Stored items.
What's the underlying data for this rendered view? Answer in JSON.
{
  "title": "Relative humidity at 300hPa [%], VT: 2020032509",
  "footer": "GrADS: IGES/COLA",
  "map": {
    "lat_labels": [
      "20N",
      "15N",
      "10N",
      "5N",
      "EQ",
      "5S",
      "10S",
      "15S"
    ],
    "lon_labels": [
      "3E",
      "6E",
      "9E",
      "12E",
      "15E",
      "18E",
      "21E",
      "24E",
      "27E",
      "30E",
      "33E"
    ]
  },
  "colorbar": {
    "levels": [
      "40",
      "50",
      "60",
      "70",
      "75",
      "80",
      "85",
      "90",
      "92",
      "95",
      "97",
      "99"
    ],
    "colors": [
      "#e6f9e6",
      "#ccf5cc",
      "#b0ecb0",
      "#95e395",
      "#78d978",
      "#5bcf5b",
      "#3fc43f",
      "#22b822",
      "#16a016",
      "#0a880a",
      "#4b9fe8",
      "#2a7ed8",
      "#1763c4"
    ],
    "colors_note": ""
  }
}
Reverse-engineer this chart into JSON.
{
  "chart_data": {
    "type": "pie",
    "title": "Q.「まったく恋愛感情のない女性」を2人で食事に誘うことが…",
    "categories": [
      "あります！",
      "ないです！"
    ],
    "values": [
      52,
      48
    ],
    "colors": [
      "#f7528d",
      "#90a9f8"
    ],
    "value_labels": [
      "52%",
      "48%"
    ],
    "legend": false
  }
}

Task to carry out.
Transcribe word for word the lines from the one holding "Reverse-engineer this chart into JSON." to the last line of the listing above, inclusive.

Task output.
Reverse-engineer this chart into JSON.
{
  "chart_data": {
    "type": "pie",
    "title": "Q.「まったく恋愛感情のない女性」を2人で食事に誘うことが…",
    "categories": [
      "あります！",
      "ないです！"
    ],
    "values": [
      52,
      48
    ],
    "colors": [
      "#f7528d",
      "#90a9f8"
    ],
    "value_labels": [
      "52%",
      "48%"
    ],
    "legend": false
  }
}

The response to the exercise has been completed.